→ **EXERCISE TASK**:
Show each line that has the string "from" in it.

-- START OF EXTRACTED ENTRIES --

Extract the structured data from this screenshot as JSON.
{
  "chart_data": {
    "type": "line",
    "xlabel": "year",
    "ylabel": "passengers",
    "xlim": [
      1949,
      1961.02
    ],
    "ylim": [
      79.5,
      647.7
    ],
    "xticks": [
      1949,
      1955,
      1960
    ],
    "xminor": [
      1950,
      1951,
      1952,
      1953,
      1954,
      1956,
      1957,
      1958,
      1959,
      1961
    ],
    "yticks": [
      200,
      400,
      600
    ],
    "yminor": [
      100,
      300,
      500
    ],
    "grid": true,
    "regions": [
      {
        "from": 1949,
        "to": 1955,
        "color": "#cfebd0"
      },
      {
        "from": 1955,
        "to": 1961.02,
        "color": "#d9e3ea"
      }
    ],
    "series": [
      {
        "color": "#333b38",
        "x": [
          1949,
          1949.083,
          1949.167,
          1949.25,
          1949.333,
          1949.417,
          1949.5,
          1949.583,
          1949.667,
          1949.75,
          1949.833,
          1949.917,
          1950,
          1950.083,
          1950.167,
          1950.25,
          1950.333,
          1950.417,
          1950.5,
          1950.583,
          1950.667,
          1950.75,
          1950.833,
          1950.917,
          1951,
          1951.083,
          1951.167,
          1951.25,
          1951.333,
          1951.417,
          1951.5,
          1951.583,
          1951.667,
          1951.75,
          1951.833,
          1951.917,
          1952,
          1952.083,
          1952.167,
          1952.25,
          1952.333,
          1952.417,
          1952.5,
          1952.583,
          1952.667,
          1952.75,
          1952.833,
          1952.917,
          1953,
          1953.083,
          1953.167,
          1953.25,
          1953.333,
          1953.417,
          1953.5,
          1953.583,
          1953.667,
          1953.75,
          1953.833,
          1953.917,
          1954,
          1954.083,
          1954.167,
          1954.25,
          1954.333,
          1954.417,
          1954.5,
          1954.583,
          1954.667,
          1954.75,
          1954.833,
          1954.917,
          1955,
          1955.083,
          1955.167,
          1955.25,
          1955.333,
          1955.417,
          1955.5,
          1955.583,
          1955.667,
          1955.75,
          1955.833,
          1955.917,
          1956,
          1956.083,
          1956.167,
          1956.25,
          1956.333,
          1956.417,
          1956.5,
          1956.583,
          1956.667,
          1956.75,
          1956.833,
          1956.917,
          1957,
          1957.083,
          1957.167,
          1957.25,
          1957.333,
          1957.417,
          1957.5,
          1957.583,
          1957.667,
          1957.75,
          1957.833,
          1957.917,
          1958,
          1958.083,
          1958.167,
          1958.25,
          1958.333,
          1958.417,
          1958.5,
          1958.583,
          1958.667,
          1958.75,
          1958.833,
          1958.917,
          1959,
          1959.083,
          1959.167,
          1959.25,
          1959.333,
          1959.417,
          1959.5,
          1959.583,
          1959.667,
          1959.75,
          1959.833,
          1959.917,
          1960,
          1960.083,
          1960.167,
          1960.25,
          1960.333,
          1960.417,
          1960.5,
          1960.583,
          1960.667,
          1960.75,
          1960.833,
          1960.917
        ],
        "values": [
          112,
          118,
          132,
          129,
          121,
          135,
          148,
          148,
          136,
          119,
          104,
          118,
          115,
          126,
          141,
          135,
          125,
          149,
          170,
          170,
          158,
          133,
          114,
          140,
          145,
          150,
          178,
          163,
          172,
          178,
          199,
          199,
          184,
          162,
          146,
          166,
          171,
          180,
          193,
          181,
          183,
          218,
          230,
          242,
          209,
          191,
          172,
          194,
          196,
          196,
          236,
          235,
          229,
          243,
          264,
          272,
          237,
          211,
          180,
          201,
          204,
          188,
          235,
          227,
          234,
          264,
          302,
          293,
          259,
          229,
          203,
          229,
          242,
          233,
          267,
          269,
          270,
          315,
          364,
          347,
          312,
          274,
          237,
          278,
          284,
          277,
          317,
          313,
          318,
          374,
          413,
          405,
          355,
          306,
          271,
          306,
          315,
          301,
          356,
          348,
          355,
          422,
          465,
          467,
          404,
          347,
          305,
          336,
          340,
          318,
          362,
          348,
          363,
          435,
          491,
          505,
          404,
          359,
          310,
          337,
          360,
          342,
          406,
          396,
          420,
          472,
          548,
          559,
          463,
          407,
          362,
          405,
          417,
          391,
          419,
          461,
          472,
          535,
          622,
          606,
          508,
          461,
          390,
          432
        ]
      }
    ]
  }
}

-- END OF EXTRACTED ENTRIES --

→ **EXERCISE RESULT**:
Extract the structured data from this screenshot as JSON.
        "from": 1949,
        "from": 1955,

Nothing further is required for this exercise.